** Begin **

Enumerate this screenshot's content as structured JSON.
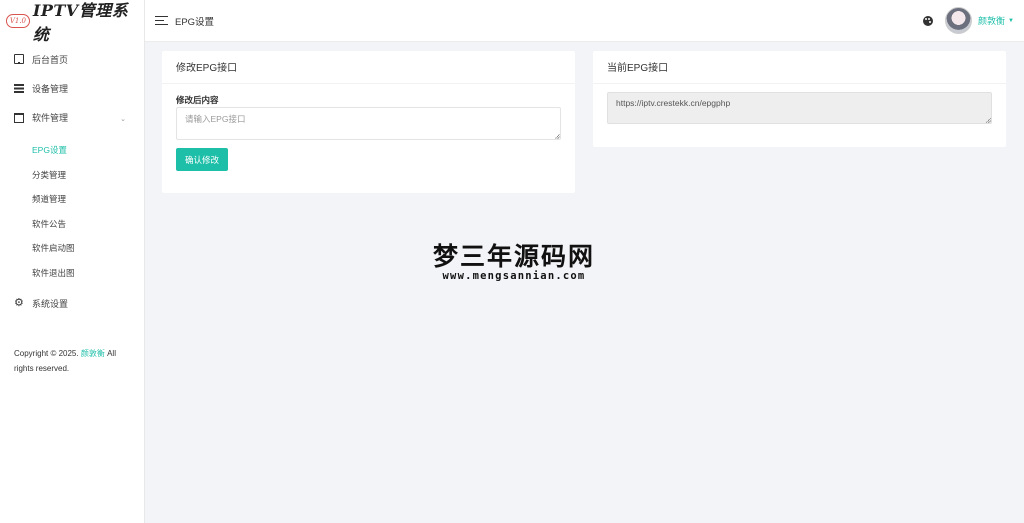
{
  "app": {
    "logo_badge": "V1.0",
    "logo_text": "IPTV管理系统"
  },
  "sidebar": {
    "items": [
      {
        "label": "后台首页",
        "icon": "monitor-icon"
      },
      {
        "label": "设备管理",
        "icon": "database-icon"
      },
      {
        "label": "软件管理",
        "icon": "window-icon",
        "expanded": true
      },
      {
        "label": "系统设置",
        "icon": "gear-icon"
      }
    ],
    "sub_items": [
      {
        "label": "EPG设置",
        "active": true
      },
      {
        "label": "分类管理"
      },
      {
        "label": "频道管理"
      },
      {
        "label": "软件公告"
      },
      {
        "label": "软件启动图"
      },
      {
        "label": "软件退出图"
      }
    ],
    "copyright_prefix": "Copyright © 2025.",
    "copyright_author": "颜敦衡",
    "copyright_suffix": "All rights reserved."
  },
  "header": {
    "title": "EPG设置",
    "username": "颜敦衡"
  },
  "left_card": {
    "title": "修改EPG接口",
    "field_label": "修改后内容",
    "placeholder": "请输入EPG接口",
    "button_label": "确认修改"
  },
  "right_card": {
    "title": "当前EPG接口",
    "current_value": "https://iptv.crestekk.cn/epgphp"
  },
  "watermark": {
    "cn": "梦三年源码网",
    "url": "www.mengsannian.com"
  },
  "colors": {
    "accent": "#1ebfa9",
    "background": "#f3f4f8"
  }
}
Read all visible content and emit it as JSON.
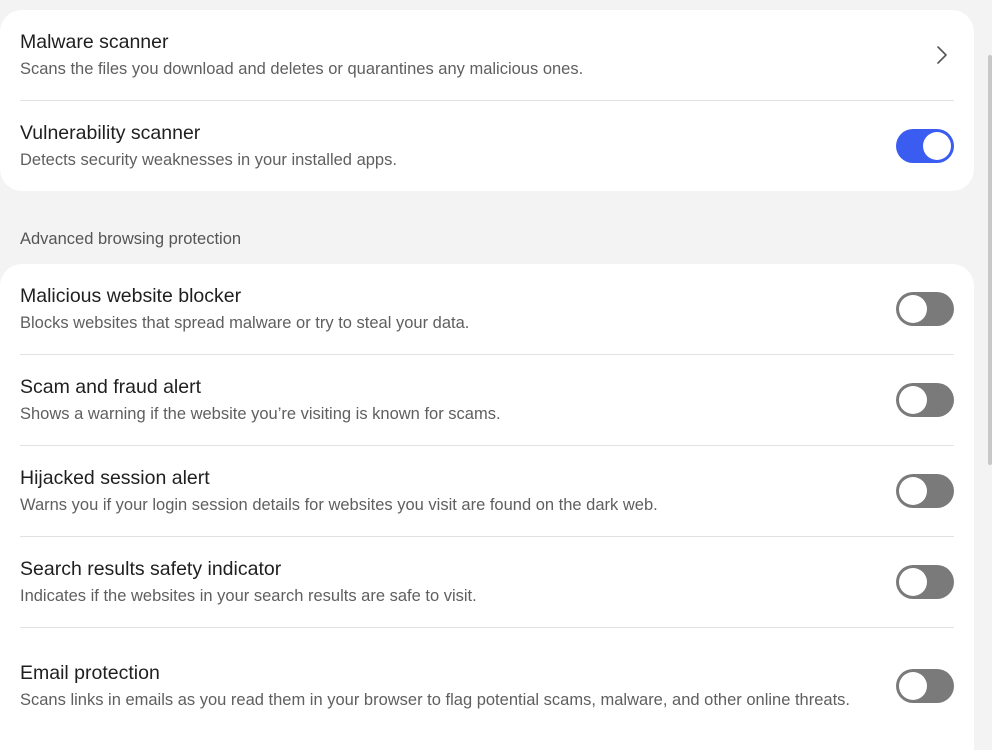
{
  "security": {
    "items": [
      {
        "title": "Malware scanner",
        "desc": "Scans the files you download and deletes or quarantines any malicious ones.",
        "control": "chevron"
      },
      {
        "title": "Vulnerability scanner",
        "desc": "Detects security weaknesses in your installed apps.",
        "control": "toggle",
        "on": true
      }
    ]
  },
  "browsing": {
    "section_label": "Advanced browsing protection",
    "items": [
      {
        "title": "Malicious website blocker",
        "desc": "Blocks websites that spread malware or try to steal your data.",
        "on": false
      },
      {
        "title": "Scam and fraud alert",
        "desc": "Shows a warning if the website you’re visiting is known for scams.",
        "on": false
      },
      {
        "title": "Hijacked session alert",
        "desc": "Warns you if your login session details for websites you visit are found on the dark web.",
        "on": false
      },
      {
        "title": "Search results safety indicator",
        "desc": "Indicates if the websites in your search results are safe to visit.",
        "on": false
      },
      {
        "title": "Email protection",
        "desc": "Scans links in emails as you read them in your browser to flag potential scams, malware, and other online threats.",
        "on": false
      }
    ]
  },
  "colors": {
    "toggle_on": "#3b5cf0",
    "toggle_off": "#7a7a7a",
    "card_bg": "#ffffff",
    "page_bg": "#f3f3f3"
  }
}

** End **

» Exercise
Which lines include the word "scanner"? List them all.

» Completed exercise
        "title": "Malware scanner",
        "title": "Vulnerability scanner",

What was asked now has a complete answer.